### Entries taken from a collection
________________________

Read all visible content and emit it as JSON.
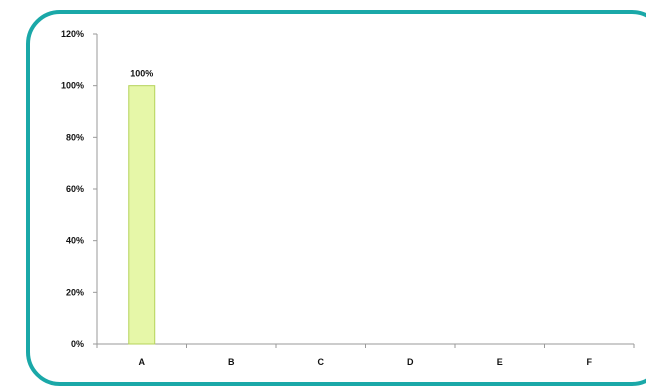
{
  "chart_data": {
    "type": "bar",
    "categories": [
      "A",
      "B",
      "C",
      "D",
      "E",
      "F"
    ],
    "values": [
      1.0,
      0,
      0,
      0,
      0,
      0
    ],
    "value_labels": [
      "100%",
      "",
      "",
      "",
      "",
      ""
    ],
    "ylim": [
      0,
      1.2
    ],
    "yticks": [
      0,
      0.2,
      0.4,
      0.6,
      0.8,
      1.0,
      1.2
    ],
    "ytick_labels": [
      "0%",
      "20%",
      "40%",
      "60%",
      "80%",
      "100%",
      "120%"
    ],
    "grid": false,
    "legend": "none"
  },
  "colors": {
    "frame": "#1aa8a8",
    "bar_fill": "#e6f7a8",
    "bar_stroke": "#b5d35a",
    "axis": "#9a9a9a"
  }
}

________________________

### Task details
Retype everything in the material word for word, minus pictures.

### Expected answer
Read all visible content and emit it as JSON.
{
  "chart_data": {
    "type": "bar",
    "categories": [
      "A",
      "B",
      "C",
      "D",
      "E",
      "F"
    ],
    "values": [
      1.0,
      0,
      0,
      0,
      0,
      0
    ],
    "value_labels": [
      "100%",
      "",
      "",
      "",
      "",
      ""
    ],
    "ylim": [
      0,
      1.2
    ],
    "yticks": [
      0,
      0.2,
      0.4,
      0.6,
      0.8,
      1.0,
      1.2
    ],
    "ytick_labels": [
      "0%",
      "20%",
      "40%",
      "60%",
      "80%",
      "100%",
      "120%"
    ],
    "grid": false,
    "legend": "none"
  },
  "colors": {
    "frame": "#1aa8a8",
    "bar_fill": "#e6f7a8",
    "bar_stroke": "#b5d35a",
    "axis": "#9a9a9a"
  }
}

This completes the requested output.